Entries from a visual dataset
● ● ● ● ●

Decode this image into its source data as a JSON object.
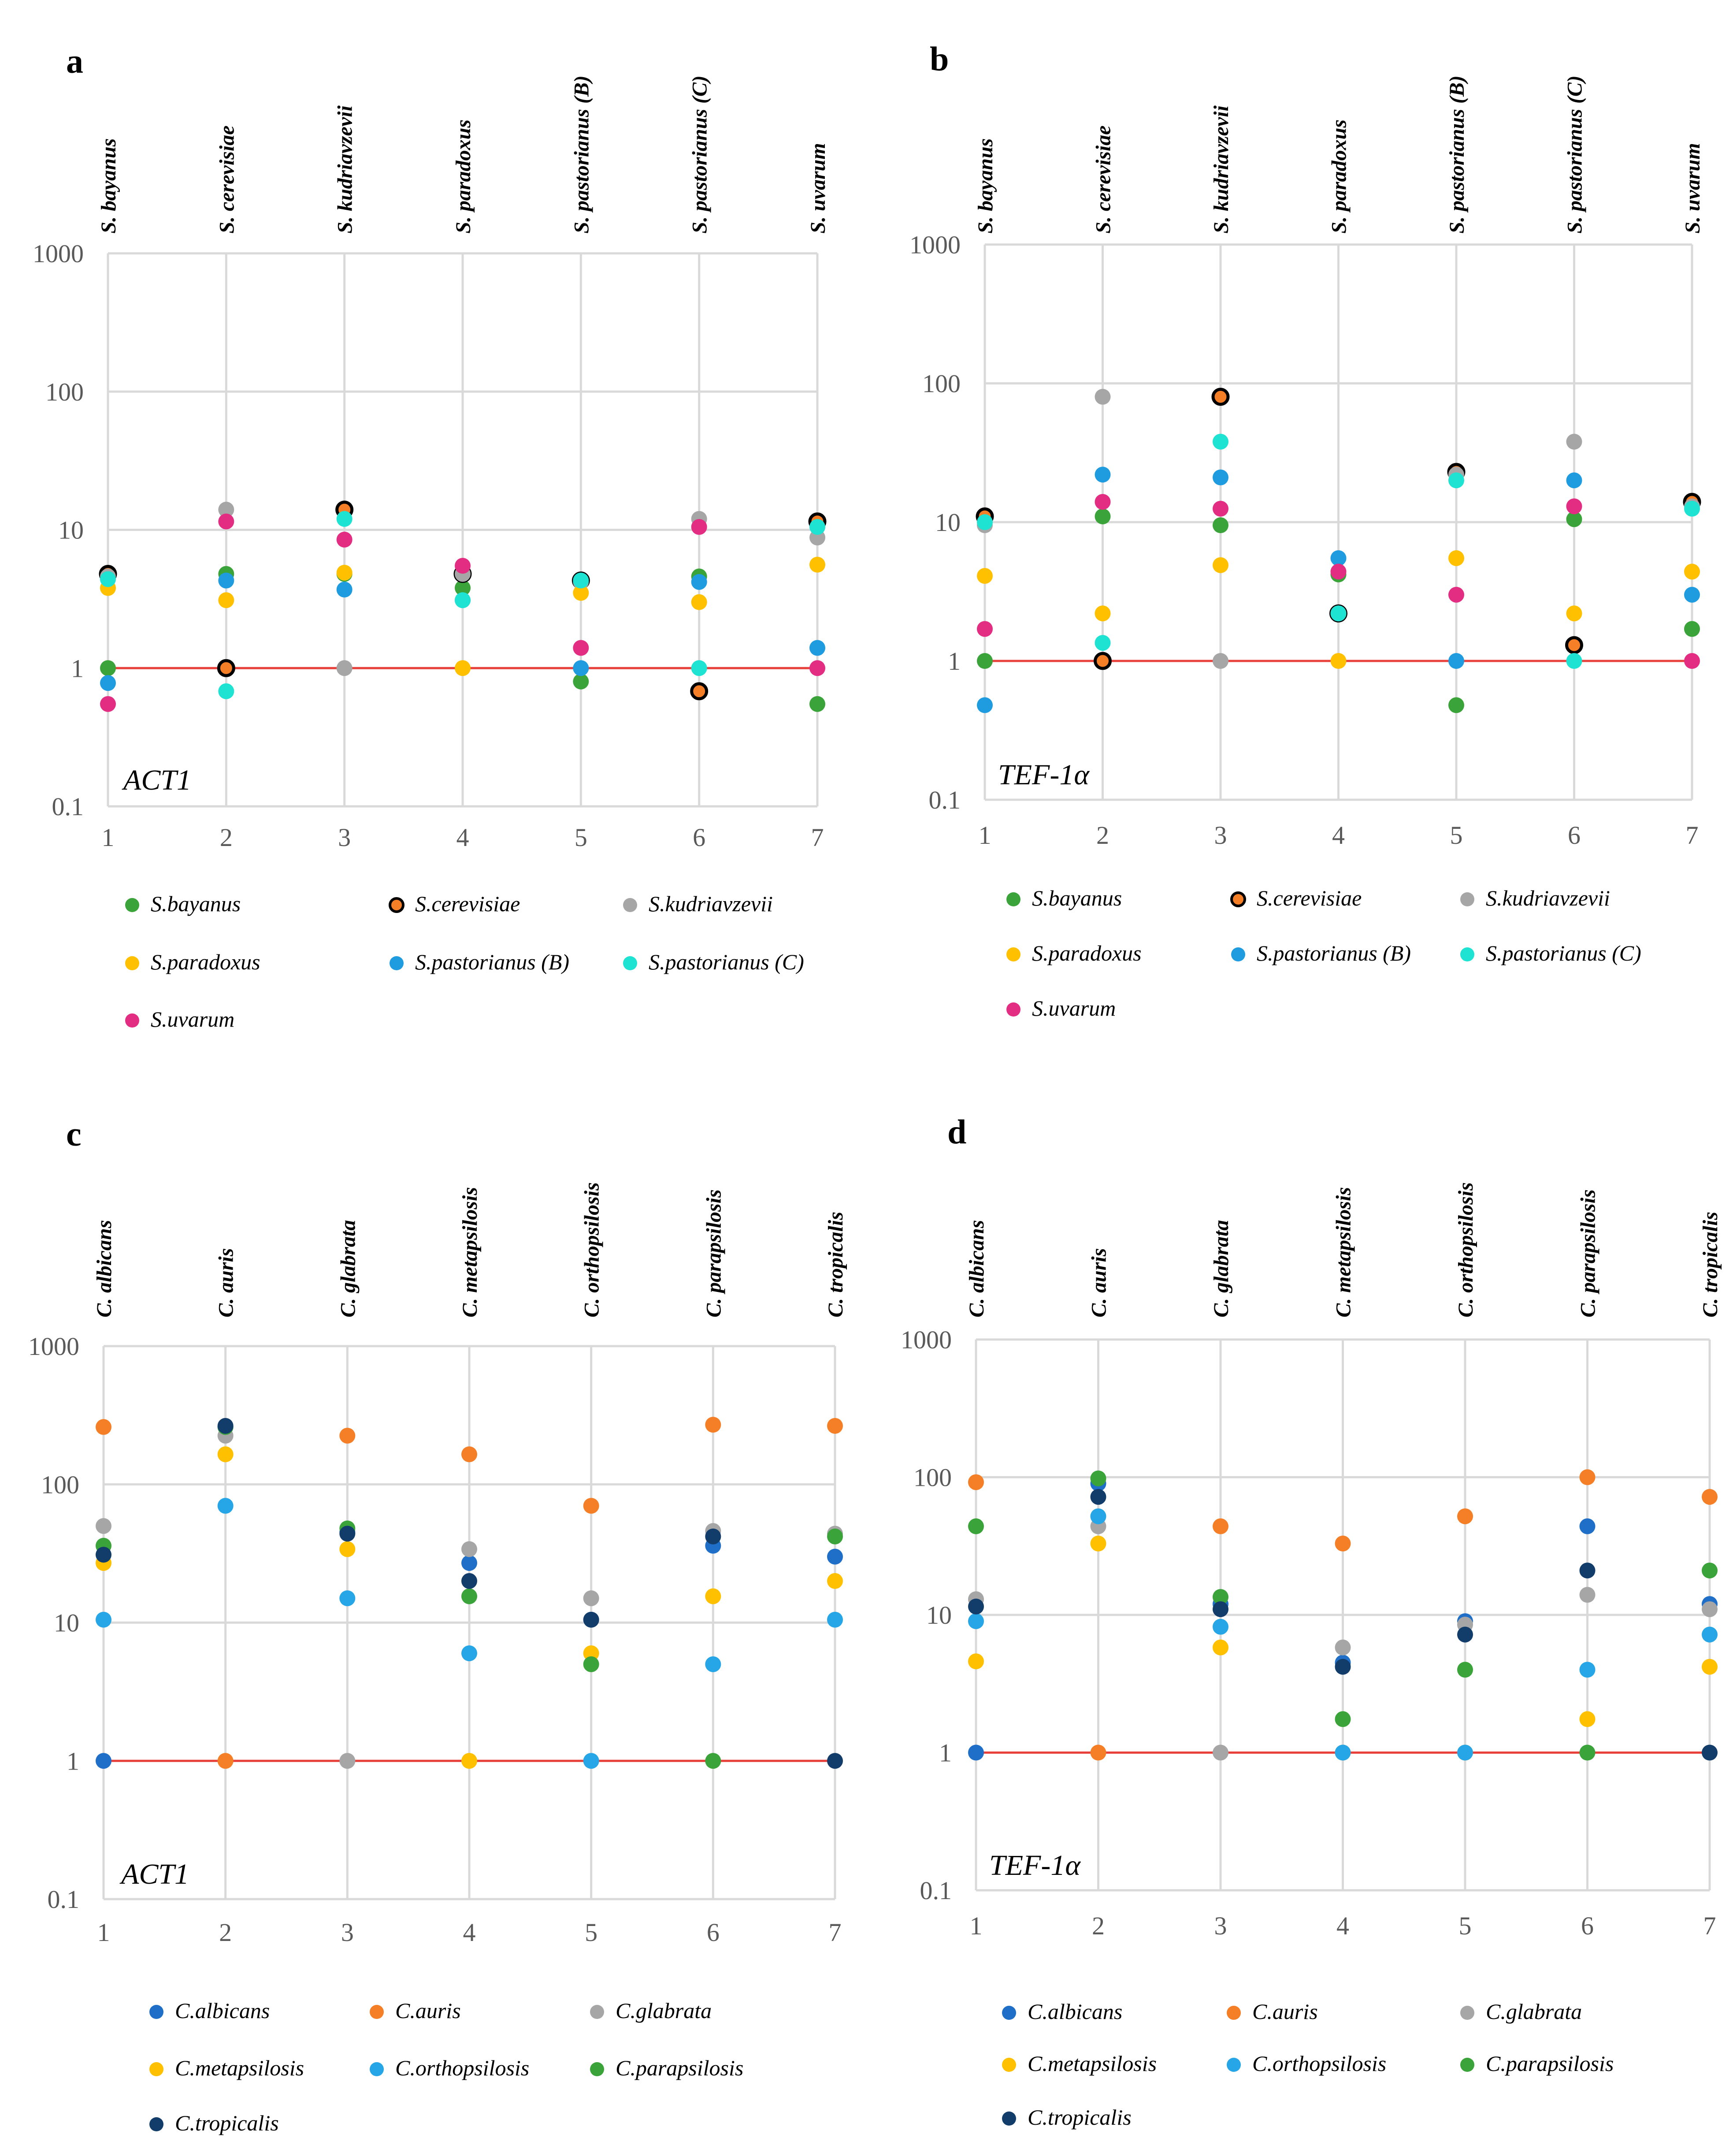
{
  "colors": {
    "grid": "#d9d9d9",
    "reference_line": "#e8403a",
    "axis_text": "#595959",
    "S.bayanus": "#3aa339",
    "S.cerevisiae": "#f57f27",
    "S.kudriavzevii": "#a6a6a6",
    "S.paradoxus": "#ffc000",
    "S.pastorianus (B)": "#1f9ce0",
    "S.pastorianus (C)": "#1ee3d2",
    "S.uvarum": "#e32d82",
    "C.albicans": "#1f6fc8",
    "C.auris": "#f57f27",
    "C.glabrata": "#a6a6a6",
    "C.metapsilosis": "#ffc000",
    "C.orthopsilosis": "#26a6e6",
    "C.parapsilosis": "#3aa339",
    "C.tropicalis": "#123d6b"
  },
  "chart_data": [
    {
      "panel": "a",
      "type": "scatter",
      "gene_label": "ACT1",
      "yscale": "log",
      "ylim": [
        0.1,
        1000
      ],
      "yticks": [
        "0.1",
        "1",
        "10",
        "100",
        "1000"
      ],
      "x": [
        1,
        2,
        3,
        4,
        5,
        6,
        7
      ],
      "xticks": [
        "1",
        "2",
        "3",
        "4",
        "5",
        "6",
        "7"
      ],
      "top_labels": [
        "S. bayanus",
        "S. cerevisiae",
        "S. kudriavzevii",
        "S. paradoxus",
        "S. pastorianus (B)",
        "S. pastorianus (C)",
        "S. uvarum"
      ],
      "reference_line": 1,
      "series": [
        {
          "name": "S.bayanus",
          "outlined": false,
          "values": [
            1.0,
            4.8,
            4.8,
            3.8,
            0.8,
            4.6,
            0.55
          ]
        },
        {
          "name": "S.cerevisiae",
          "outlined": true,
          "values": [
            4.8,
            1.0,
            14,
            4.8,
            4.3,
            0.68,
            11.5
          ]
        },
        {
          "name": "S.kudriavzevii",
          "outlined": false,
          "values": [
            4.6,
            14,
            1.0,
            4.8,
            4.2,
            12,
            8.8
          ]
        },
        {
          "name": "S.paradoxus",
          "outlined": false,
          "values": [
            3.8,
            3.1,
            4.9,
            1.0,
            3.5,
            3.0,
            5.6
          ]
        },
        {
          "name": "S.pastorianus (B)",
          "outlined": false,
          "values": [
            0.78,
            4.3,
            3.7,
            3.1,
            1.0,
            4.2,
            1.4
          ]
        },
        {
          "name": "S.pastorianus (C)",
          "outlined": false,
          "values": [
            4.4,
            0.68,
            12,
            3.1,
            4.3,
            1.0,
            10.5
          ]
        },
        {
          "name": "S.uvarum",
          "outlined": false,
          "values": [
            0.55,
            11.5,
            8.5,
            5.5,
            1.4,
            10.5,
            1.0
          ]
        }
      ],
      "legend": [
        "S.bayanus",
        "S.cerevisiae",
        "S.kudriavzevii",
        "S.paradoxus",
        "S.pastorianus (B)",
        "S.pastorianus (C)",
        "S.uvarum"
      ]
    },
    {
      "panel": "b",
      "type": "scatter",
      "gene_label": "TEF-1α",
      "yscale": "log",
      "ylim": [
        0.1,
        1000
      ],
      "yticks": [
        "0.1",
        "1",
        "10",
        "100",
        "1000"
      ],
      "x": [
        1,
        2,
        3,
        4,
        5,
        6,
        7
      ],
      "xticks": [
        "1",
        "2",
        "3",
        "4",
        "5",
        "6",
        "7"
      ],
      "top_labels": [
        "S. bayanus",
        "S. cerevisiae",
        "S. kudriavzevii",
        "S. paradoxus",
        "S. pastorianus (B)",
        "S. pastorianus (C)",
        "S. uvarum"
      ],
      "reference_line": 1,
      "series": [
        {
          "name": "S.bayanus",
          "outlined": false,
          "values": [
            1.0,
            11,
            9.5,
            4.2,
            0.48,
            10.5,
            1.7
          ]
        },
        {
          "name": "S.cerevisiae",
          "outlined": true,
          "values": [
            11,
            1.0,
            80,
            2.2,
            23,
            1.3,
            14
          ]
        },
        {
          "name": "S.kudriavzevii",
          "outlined": false,
          "values": [
            9.5,
            80,
            1.0,
            2.2,
            22,
            38,
            13
          ]
        },
        {
          "name": "S.paradoxus",
          "outlined": false,
          "values": [
            4.1,
            2.2,
            4.9,
            1.0,
            5.5,
            2.2,
            4.4
          ]
        },
        {
          "name": "S.pastorianus (B)",
          "outlined": false,
          "values": [
            0.48,
            22,
            21,
            5.5,
            1.0,
            20,
            3.0
          ]
        },
        {
          "name": "S.pastorianus (C)",
          "outlined": false,
          "values": [
            10,
            1.35,
            38,
            2.2,
            20,
            1.0,
            12.5
          ]
        },
        {
          "name": "S.uvarum",
          "outlined": false,
          "values": [
            1.7,
            14,
            12.5,
            4.4,
            3.0,
            13,
            1.0
          ]
        }
      ],
      "legend": [
        "S.bayanus",
        "S.cerevisiae",
        "S.kudriavzevii",
        "S.paradoxus",
        "S.pastorianus (B)",
        "S.pastorianus (C)",
        "S.uvarum"
      ]
    },
    {
      "panel": "c",
      "type": "scatter",
      "gene_label": "ACT1",
      "yscale": "log",
      "ylim": [
        0.1,
        1000
      ],
      "yticks": [
        "0.1",
        "1",
        "10",
        "100",
        "1000"
      ],
      "x": [
        1,
        2,
        3,
        4,
        5,
        6,
        7
      ],
      "xticks": [
        "1",
        "2",
        "3",
        "4",
        "5",
        "6",
        "7"
      ],
      "top_labels": [
        "C. albicans",
        "C. auris",
        "C. glabrata",
        "C. metapsilosis",
        "C. orthopsilosis",
        "C. parapsilosis",
        "C. tropicalis"
      ],
      "reference_line": 1,
      "series": [
        {
          "name": "C.albicans",
          "outlined": false,
          "values": [
            1.0,
            260,
            45,
            27,
            10.5,
            36,
            30
          ]
        },
        {
          "name": "C.auris",
          "outlined": false,
          "values": [
            260,
            1.0,
            225,
            165,
            70,
            270,
            265
          ]
        },
        {
          "name": "C.glabrata",
          "outlined": false,
          "values": [
            50,
            225,
            1.0,
            34,
            15,
            46,
            44
          ]
        },
        {
          "name": "C.metapsilosis",
          "outlined": false,
          "values": [
            27,
            165,
            34,
            1.0,
            6.0,
            15.5,
            20
          ]
        },
        {
          "name": "C.orthopsilosis",
          "outlined": false,
          "values": [
            10.5,
            70,
            15,
            6.0,
            1.0,
            5.0,
            10.5
          ]
        },
        {
          "name": "C.parapsilosis",
          "outlined": false,
          "values": [
            36,
            260,
            48,
            15.5,
            5.0,
            1.0,
            42
          ]
        },
        {
          "name": "C.tropicalis",
          "outlined": false,
          "values": [
            31,
            265,
            44,
            20,
            10.5,
            42,
            1.0
          ]
        }
      ],
      "legend": [
        "C.albicans",
        "C.auris",
        "C.glabrata",
        "C.metapsilosis",
        "C.orthopsilosis",
        "C.parapsilosis",
        "C.tropicalis"
      ]
    },
    {
      "panel": "d",
      "type": "scatter",
      "gene_label": "TEF-1α",
      "yscale": "log",
      "ylim": [
        0.1,
        1000
      ],
      "yticks": [
        "0.1",
        "1",
        "10",
        "100",
        "1000"
      ],
      "x": [
        1,
        2,
        3,
        4,
        5,
        6,
        7
      ],
      "xticks": [
        "1",
        "2",
        "3",
        "4",
        "5",
        "6",
        "7"
      ],
      "top_labels": [
        "C. albicans",
        "C. auris",
        "C. glabrata",
        "C. metapsilosis",
        "C. orthopsilosis",
        "C. parapsilosis",
        "C. tropicalis"
      ],
      "reference_line": 1,
      "series": [
        {
          "name": "C.albicans",
          "outlined": false,
          "values": [
            1.0,
            90,
            12,
            4.5,
            9.0,
            44,
            12
          ]
        },
        {
          "name": "C.auris",
          "outlined": false,
          "values": [
            92,
            1.0,
            44,
            33,
            52,
            100,
            72
          ]
        },
        {
          "name": "C.glabrata",
          "outlined": false,
          "values": [
            13,
            44,
            1.0,
            5.8,
            8.5,
            14,
            11
          ]
        },
        {
          "name": "C.metapsilosis",
          "outlined": false,
          "values": [
            4.6,
            33,
            5.8,
            1.0,
            1.0,
            1.75,
            4.2
          ]
        },
        {
          "name": "C.orthopsilosis",
          "outlined": false,
          "values": [
            9.0,
            52,
            8.2,
            1.0,
            1.0,
            4.0,
            7.2
          ]
        },
        {
          "name": "C.parapsilosis",
          "outlined": false,
          "values": [
            44,
            98,
            13.5,
            1.75,
            4.0,
            1.0,
            21
          ]
        },
        {
          "name": "C.tropicalis",
          "outlined": false,
          "values": [
            11.5,
            72,
            11,
            4.2,
            7.2,
            21,
            1.0
          ]
        }
      ],
      "legend": [
        "C.albicans",
        "C.auris",
        "C.glabrata",
        "C.metapsilosis",
        "C.orthopsilosis",
        "C.parapsilosis",
        "C.tropicalis"
      ]
    }
  ]
}
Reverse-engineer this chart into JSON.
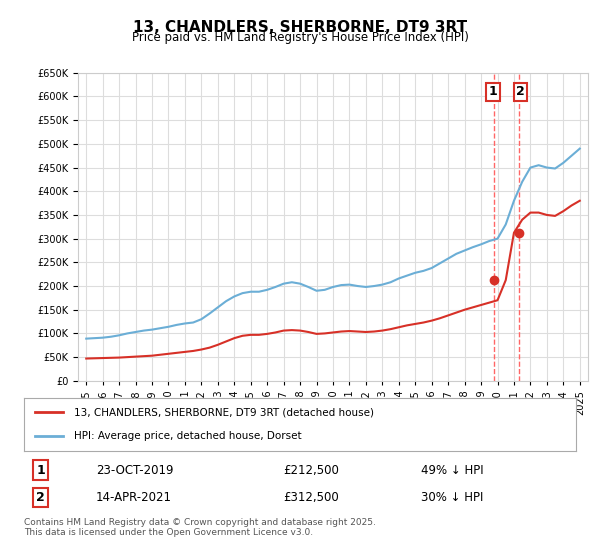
{
  "title": "13, CHANDLERS, SHERBORNE, DT9 3RT",
  "subtitle": "Price paid vs. HM Land Registry's House Price Index (HPI)",
  "legend_line1": "13, CHANDLERS, SHERBORNE, DT9 3RT (detached house)",
  "legend_line2": "HPI: Average price, detached house, Dorset",
  "transaction1_date": "23-OCT-2019",
  "transaction1_price": 212500,
  "transaction1_label": "49% ↓ HPI",
  "transaction2_date": "14-APR-2021",
  "transaction2_price": 312500,
  "transaction2_label": "30% ↓ HPI",
  "footnote": "Contains HM Land Registry data © Crown copyright and database right 2025.\nThis data is licensed under the Open Government Licence v3.0.",
  "hpi_color": "#6baed6",
  "price_color": "#d73027",
  "vline_color": "#ff6666",
  "background_color": "#ffffff",
  "plot_bg_color": "#ffffff",
  "grid_color": "#dddddd",
  "ylim": [
    0,
    650000
  ],
  "yticks": [
    0,
    50000,
    100000,
    150000,
    200000,
    250000,
    300000,
    350000,
    400000,
    450000,
    500000,
    550000,
    600000,
    650000
  ],
  "sale1_x": 2019.81,
  "sale2_x": 2021.29,
  "hpi_years": [
    1995,
    1995.5,
    1996,
    1996.5,
    1997,
    1997.5,
    1998,
    1998.5,
    1999,
    1999.5,
    2000,
    2000.5,
    2001,
    2001.5,
    2002,
    2002.5,
    2003,
    2003.5,
    2004,
    2004.5,
    2005,
    2005.5,
    2006,
    2006.5,
    2007,
    2007.5,
    2008,
    2008.5,
    2009,
    2009.5,
    2010,
    2010.5,
    2011,
    2011.5,
    2012,
    2012.5,
    2013,
    2013.5,
    2014,
    2014.5,
    2015,
    2015.5,
    2016,
    2016.5,
    2017,
    2017.5,
    2018,
    2018.5,
    2019,
    2019.5,
    2020,
    2020.5,
    2021,
    2021.5,
    2022,
    2022.5,
    2023,
    2023.5,
    2024,
    2024.5,
    2025
  ],
  "hpi_values": [
    89000,
    90000,
    91000,
    93000,
    96000,
    100000,
    103000,
    106000,
    108000,
    111000,
    114000,
    118000,
    121000,
    123000,
    130000,
    142000,
    155000,
    168000,
    178000,
    185000,
    188000,
    188000,
    192000,
    198000,
    205000,
    208000,
    205000,
    198000,
    190000,
    192000,
    198000,
    202000,
    203000,
    200000,
    198000,
    200000,
    203000,
    208000,
    216000,
    222000,
    228000,
    232000,
    238000,
    248000,
    258000,
    268000,
    275000,
    282000,
    288000,
    295000,
    300000,
    330000,
    380000,
    420000,
    450000,
    455000,
    450000,
    448000,
    460000,
    475000,
    490000
  ],
  "price_years": [
    1995,
    1995.5,
    1996,
    1996.5,
    1997,
    1997.5,
    1998,
    1998.5,
    1999,
    1999.5,
    2000,
    2000.5,
    2001,
    2001.5,
    2002,
    2002.5,
    2003,
    2003.5,
    2004,
    2004.5,
    2005,
    2005.5,
    2006,
    2006.5,
    2007,
    2007.5,
    2008,
    2008.5,
    2009,
    2009.5,
    2010,
    2010.5,
    2011,
    2011.5,
    2012,
    2012.5,
    2013,
    2013.5,
    2014,
    2014.5,
    2015,
    2015.5,
    2016,
    2016.5,
    2017,
    2017.5,
    2018,
    2018.5,
    2019,
    2019.5,
    2020,
    2020.5,
    2021,
    2021.5,
    2022,
    2022.5,
    2023,
    2023.5,
    2024,
    2024.5,
    2025
  ],
  "price_values": [
    47000,
    47500,
    48000,
    48500,
    49000,
    50000,
    51000,
    52000,
    53000,
    55000,
    57000,
    59000,
    61000,
    63000,
    66000,
    70000,
    76000,
    83000,
    90000,
    95000,
    97000,
    97000,
    99000,
    102000,
    106000,
    107000,
    106000,
    103000,
    99000,
    100000,
    102000,
    104000,
    105000,
    104000,
    103000,
    104000,
    106000,
    109000,
    113000,
    117000,
    120000,
    123000,
    127000,
    132000,
    138000,
    144000,
    150000,
    155000,
    160000,
    165000,
    170000,
    212500,
    312500,
    340000,
    355000,
    355000,
    350000,
    348000,
    358000,
    370000,
    380000
  ]
}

● ● ● ● ●

• EXERCISE OBJECTIVE
Pull out every line in the material above where "CHANDLERS" occurs.

• ANSWER BELOW
  "title": "13, CHANDLERS, SHERBORNE, DT9 3RT",
  "legend_line1": "13, CHANDLERS, SHERBORNE, DT9 3RT (detached house)",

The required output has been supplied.